> TASK GOAL: Print every record below exactly as written.

> DATA FOR THIS TASK:
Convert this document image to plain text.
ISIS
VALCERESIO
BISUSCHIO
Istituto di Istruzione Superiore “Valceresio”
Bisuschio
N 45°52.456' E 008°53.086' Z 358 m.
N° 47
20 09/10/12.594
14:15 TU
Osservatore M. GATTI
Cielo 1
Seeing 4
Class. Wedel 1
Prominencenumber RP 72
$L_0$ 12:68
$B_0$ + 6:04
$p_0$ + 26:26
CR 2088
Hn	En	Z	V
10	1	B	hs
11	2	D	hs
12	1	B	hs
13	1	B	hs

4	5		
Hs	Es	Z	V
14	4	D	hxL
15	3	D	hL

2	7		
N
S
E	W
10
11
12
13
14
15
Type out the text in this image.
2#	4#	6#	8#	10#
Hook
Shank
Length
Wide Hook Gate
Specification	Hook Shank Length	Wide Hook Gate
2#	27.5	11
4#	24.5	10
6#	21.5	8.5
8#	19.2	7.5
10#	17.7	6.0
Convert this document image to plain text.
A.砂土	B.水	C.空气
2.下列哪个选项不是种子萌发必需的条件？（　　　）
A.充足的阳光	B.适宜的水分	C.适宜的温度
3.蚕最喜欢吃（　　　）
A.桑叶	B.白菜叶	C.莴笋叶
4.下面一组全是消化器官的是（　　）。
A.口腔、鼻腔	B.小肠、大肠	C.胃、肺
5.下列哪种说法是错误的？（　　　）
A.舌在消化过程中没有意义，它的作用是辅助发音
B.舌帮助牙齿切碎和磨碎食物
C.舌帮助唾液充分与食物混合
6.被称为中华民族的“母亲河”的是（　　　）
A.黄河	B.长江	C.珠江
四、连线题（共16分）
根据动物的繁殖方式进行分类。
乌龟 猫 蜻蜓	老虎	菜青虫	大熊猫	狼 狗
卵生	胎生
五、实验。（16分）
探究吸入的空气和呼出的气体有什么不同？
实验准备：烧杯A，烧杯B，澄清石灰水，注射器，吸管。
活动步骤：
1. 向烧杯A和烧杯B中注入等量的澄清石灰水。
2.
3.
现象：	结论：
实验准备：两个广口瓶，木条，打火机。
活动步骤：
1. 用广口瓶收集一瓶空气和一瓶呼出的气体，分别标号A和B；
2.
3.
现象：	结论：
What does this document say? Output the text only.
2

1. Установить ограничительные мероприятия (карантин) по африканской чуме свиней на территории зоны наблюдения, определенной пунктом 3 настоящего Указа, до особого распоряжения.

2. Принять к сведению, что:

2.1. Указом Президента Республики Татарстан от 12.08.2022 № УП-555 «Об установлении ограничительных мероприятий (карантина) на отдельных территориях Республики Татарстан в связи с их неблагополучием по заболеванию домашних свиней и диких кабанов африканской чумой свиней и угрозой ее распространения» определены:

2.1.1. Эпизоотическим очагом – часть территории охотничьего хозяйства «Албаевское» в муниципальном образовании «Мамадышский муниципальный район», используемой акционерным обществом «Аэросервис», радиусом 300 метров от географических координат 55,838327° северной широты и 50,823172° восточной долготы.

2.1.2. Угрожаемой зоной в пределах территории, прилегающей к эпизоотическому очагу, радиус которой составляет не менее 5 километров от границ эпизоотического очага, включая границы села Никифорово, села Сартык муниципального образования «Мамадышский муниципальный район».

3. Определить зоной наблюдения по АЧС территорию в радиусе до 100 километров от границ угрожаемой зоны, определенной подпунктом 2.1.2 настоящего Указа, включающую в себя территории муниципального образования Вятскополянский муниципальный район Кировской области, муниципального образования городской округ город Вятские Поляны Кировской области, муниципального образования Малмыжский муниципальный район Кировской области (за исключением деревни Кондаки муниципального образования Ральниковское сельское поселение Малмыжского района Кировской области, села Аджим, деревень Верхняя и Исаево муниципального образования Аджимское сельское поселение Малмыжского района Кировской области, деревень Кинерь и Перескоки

> WORKED SOLUTION:
Convert this document image to plain text.
ISIS
VALCERESIO
BISUSCHIO
Istituto di Istruzione Superiore “Valceresio”
Bisuschio
N 45°52.456' E 008°53.086' Z 358 m.
N° 47
20 09/10/12.594
14:15 TU
Osservatore M. GATTI
Cielo 1
Seeing 4
Class. Wedel 1
Prominencenumber RP 72
$L_0$ 12:68
$B_0$ + 6:04
$p_0$ + 26:26
CR 2088
Hn	En	Z	V
10	1	B	hs
11	2	D	hs
12	1	B	hs
13	1	B	hs

4	5		
Hs	Es	Z	V
14	4	D	hxL
15	3	D	hL

2	7		
N
S
E	W
10
11
12
13
14
15
Type out the text in this image.
2#	4#	6#	8#	10#
Hook
Shank
Length
Wide Hook Gate
Specification	Hook Shank Length	Wide Hook Gate
2#	27.5	11
4#	24.5	10
6#	21.5	8.5
8#	19.2	7.5
10#	17.7	6.0
Convert this document image to plain text.
A.砂土	B.水	C.空气
2.下列哪个选项不是种子萌发必需的条件？（　　　）
A.充足的阳光	B.适宜的水分	C.适宜的温度
3.蚕最喜欢吃（　　　）
A.桑叶	B.白菜叶	C.莴笋叶
4.下面一组全是消化器官的是（　　）。
A.口腔、鼻腔	B.小肠、大肠	C.胃、肺
5.下列哪种说法是错误的？（　　　）
A.舌在消化过程中没有意义，它的作用是辅助发音
B.舌帮助牙齿切碎和磨碎食物
C.舌帮助唾液充分与食物混合
6.被称为中华民族的“母亲河”的是（　　　）
A.黄河	B.长江	C.珠江
四、连线题（共16分）
根据动物的繁殖方式进行分类。
乌龟 猫 蜻蜓	老虎	菜青虫	大熊猫	狼 狗
卵生	胎生
五、实验。（16分）
探究吸入的空气和呼出的气体有什么不同？
实验准备：烧杯A，烧杯B，澄清石灰水，注射器，吸管。
活动步骤：
1. 向烧杯A和烧杯B中注入等量的澄清石灰水。
2.
3.
现象：	结论：
实验准备：两个广口瓶，木条，打火机。
活动步骤：
1. 用广口瓶收集一瓶空气和一瓶呼出的气体，分别标号A和B；
2.
3.
现象：	结论：
What does this document say? Output the text only.
2

1. Установить ограничительные мероприятия (карантин) по африканской чуме свиней на территории зоны наблюдения, определенной пунктом 3 настоящего Указа, до особого распоряжения.

2. Принять к сведению, что:

2.1. Указом Президента Республики Татарстан от 12.08.2022 № УП-555 «Об установлении ограничительных мероприятий (карантина) на отдельных территориях Республики Татарстан в связи с их неблагополучием по заболеванию домашних свиней и диких кабанов африканской чумой свиней и угрозой ее распространения» определены:

2.1.1. Эпизоотическим очагом – часть территории охотничьего хозяйства «Албаевское» в муниципальном образовании «Мамадышский муниципальный район», используемой акционерным обществом «Аэросервис», радиусом 300 метров от географических координат 55,838327° северной широты и 50,823172° восточной долготы.

2.1.2. Угрожаемой зоной в пределах территории, прилегающей к эпизоотическому очагу, радиус которой составляет не менее 5 километров от границ эпизоотического очага, включая границы села Никифорово, села Сартык муниципального образования «Мамадышский муниципальный район».

3. Определить зоной наблюдения по АЧС территорию в радиусе до 100 километров от границ угрожаемой зоны, определенной подпунктом 2.1.2 настоящего Указа, включающую в себя территории муниципального образования Вятскополянский муниципальный район Кировской области, муниципального образования городской округ город Вятские Поляны Кировской области, муниципального образования Малмыжский муниципальный район Кировской области (за исключением деревни Кондаки муниципального образования Ральниковское сельское поселение Малмыжского района Кировской области, села Аджим, деревень Верхняя и Исаево муниципального образования Аджимское сельское поселение Малмыжского района Кировской области, деревень Кинерь и Перескоки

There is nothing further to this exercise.